(Items from a data source)
Begin
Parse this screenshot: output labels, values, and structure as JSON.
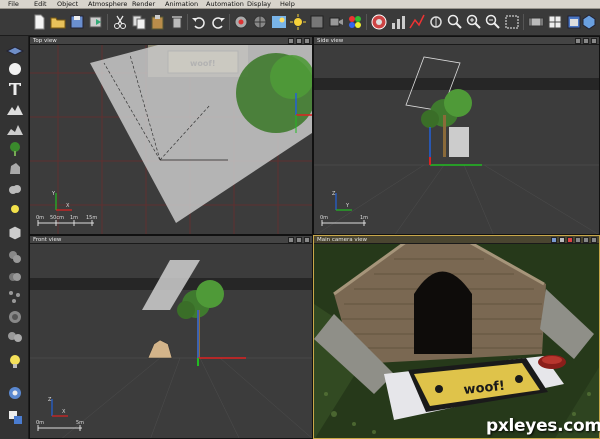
{
  "menu": [
    "File",
    "Edit",
    "Object",
    "Atmosphere",
    "Render",
    "Animation",
    "Automation",
    "Display",
    "Help"
  ],
  "toolbar": {
    "icons": [
      "new-document-icon",
      "open-folder-icon",
      "save-icon",
      "export-icon",
      "cut-icon",
      "copy-icon",
      "paste-icon",
      "delete-icon",
      "undo-icon",
      "redo-icon",
      "render-icon",
      "render-settings-icon",
      "atmosphere-icon",
      "sun-icon",
      "material-icon",
      "camera-icon",
      "color-palette-icon",
      "render-preview-icon",
      "statistics-icon",
      "graph-icon",
      "node-icon",
      "zoom-icon",
      "zoom-in-icon",
      "zoom-out-icon",
      "zoom-fit-icon",
      "film-icon",
      "layout-icon",
      "window-icon",
      "display-icon"
    ]
  },
  "left_tools": {
    "icons": [
      "plane-icon",
      "sphere-icon",
      "text-icon",
      "terrain-icon",
      "terrain-alt-icon",
      "plant-icon",
      "rock-icon",
      "cloud-icon",
      "light-icon",
      "cube-icon",
      "group-icon",
      "duplicate-icon",
      "scatter-icon",
      "boolean-icon",
      "metaball-icon",
      "bulb-icon",
      "ecosystem-icon",
      "material-swatch-icon"
    ]
  },
  "viewports": {
    "top": {
      "title": "Top view",
      "scale": [
        "0m",
        "50cm",
        "1m",
        "15m"
      ],
      "axes": [
        "Y",
        "X"
      ]
    },
    "side": {
      "title": "Side view",
      "scale": [
        "0m",
        "1m"
      ],
      "axes": [
        "Z",
        "Y"
      ]
    },
    "front": {
      "title": "Front view",
      "scale": [
        "0m",
        "5m"
      ],
      "axes": [
        "Z",
        "X"
      ]
    },
    "camera": {
      "title": "Main camera view",
      "mat_text": "woof!"
    }
  },
  "watermark": "pxleyes.com",
  "colors": {
    "menubar": "#d8d4cc",
    "toolbar": "#3a3a3a",
    "viewport_bg": "#3c3c3c",
    "grid_red": "#6a2d2d",
    "axis_x": "#d22",
    "axis_y": "#2b2",
    "axis_z": "#2360d8"
  }
}
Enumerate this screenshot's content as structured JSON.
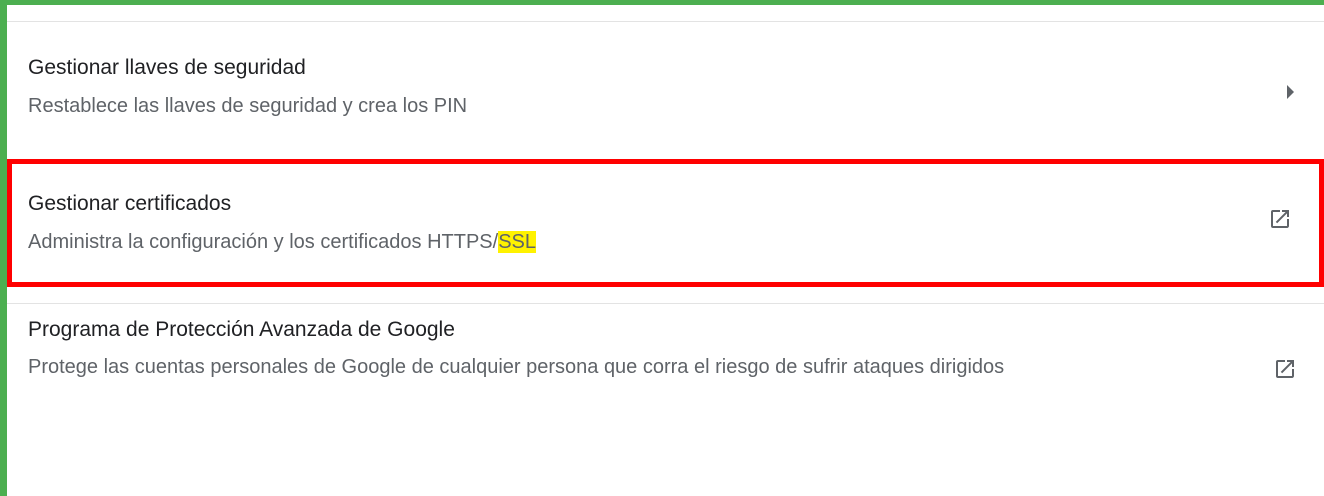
{
  "settings": {
    "items": [
      {
        "title": "Gestionar llaves de seguridad",
        "description": "Restablece las llaves de seguridad y crea los PIN",
        "icon": "chevron-right-icon"
      },
      {
        "title": "Gestionar certificados",
        "description_prefix": "Administra la configuración y los certificados HTTPS/",
        "description_highlight": "SSL",
        "icon": "open-in-new-icon"
      },
      {
        "title": "Programa de Protección Avanzada de Google",
        "description": "Protege las cuentas personales de Google de cualquier persona que corra el riesgo de sufrir ataques dirigidos",
        "icon": "open-in-new-icon"
      }
    ]
  },
  "colors": {
    "frame_border": "#4caf50",
    "highlight_box": "#ff0000",
    "search_highlight": "#fff200",
    "title_text": "#202124",
    "secondary_text": "#5f6368"
  }
}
End
**Request**:
Reproduce the full listing faithfully, but do not carry over any pictures.

**Written response**:
Parse this screenshot: output labels, values, and structure as JSON.
{
  "menu": [
    "File",
    "Edit",
    "Object",
    "Atmosphere",
    "Render",
    "Animation",
    "Automation",
    "Display",
    "Help"
  ],
  "toolbar": {
    "icons": [
      "new-document-icon",
      "open-folder-icon",
      "save-icon",
      "export-icon",
      "cut-icon",
      "copy-icon",
      "paste-icon",
      "delete-icon",
      "undo-icon",
      "redo-icon",
      "render-icon",
      "render-settings-icon",
      "atmosphere-icon",
      "sun-icon",
      "material-icon",
      "camera-icon",
      "color-palette-icon",
      "render-preview-icon",
      "statistics-icon",
      "graph-icon",
      "node-icon",
      "zoom-icon",
      "zoom-in-icon",
      "zoom-out-icon",
      "zoom-fit-icon",
      "film-icon",
      "layout-icon",
      "window-icon",
      "display-icon"
    ]
  },
  "left_tools": {
    "icons": [
      "plane-icon",
      "sphere-icon",
      "text-icon",
      "terrain-icon",
      "terrain-alt-icon",
      "plant-icon",
      "rock-icon",
      "cloud-icon",
      "light-icon",
      "cube-icon",
      "group-icon",
      "duplicate-icon",
      "scatter-icon",
      "boolean-icon",
      "metaball-icon",
      "bulb-icon",
      "ecosystem-icon",
      "material-swatch-icon"
    ]
  },
  "viewports": {
    "top": {
      "title": "Top view",
      "scale": [
        "0m",
        "50cm",
        "1m",
        "15m"
      ],
      "axes": [
        "Y",
        "X"
      ]
    },
    "side": {
      "title": "Side view",
      "scale": [
        "0m",
        "1m"
      ],
      "axes": [
        "Z",
        "Y"
      ]
    },
    "front": {
      "title": "Front view",
      "scale": [
        "0m",
        "5m"
      ],
      "axes": [
        "Z",
        "X"
      ]
    },
    "camera": {
      "title": "Main camera view",
      "mat_text": "woof!"
    }
  },
  "watermark": "pxleyes.com",
  "colors": {
    "menubar": "#d8d4cc",
    "toolbar": "#3a3a3a",
    "viewport_bg": "#3c3c3c",
    "grid_red": "#6a2d2d",
    "axis_x": "#d22",
    "axis_y": "#2b2",
    "axis_z": "#2360d8"
  }
}
Enumerate this screenshot's content as structured JSON.
{
  "settings": {
    "items": [
      {
        "title": "Gestionar llaves de seguridad",
        "description": "Restablece las llaves de seguridad y crea los PIN",
        "icon": "chevron-right-icon"
      },
      {
        "title": "Gestionar certificados",
        "description_prefix": "Administra la configuración y los certificados HTTPS/",
        "description_highlight": "SSL",
        "icon": "open-in-new-icon"
      },
      {
        "title": "Programa de Protección Avanzada de Google",
        "description": "Protege las cuentas personales de Google de cualquier persona que corra el riesgo de sufrir ataques dirigidos",
        "icon": "open-in-new-icon"
      }
    ]
  },
  "colors": {
    "frame_border": "#4caf50",
    "highlight_box": "#ff0000",
    "search_highlight": "#fff200",
    "title_text": "#202124",
    "secondary_text": "#5f6368"
  }
}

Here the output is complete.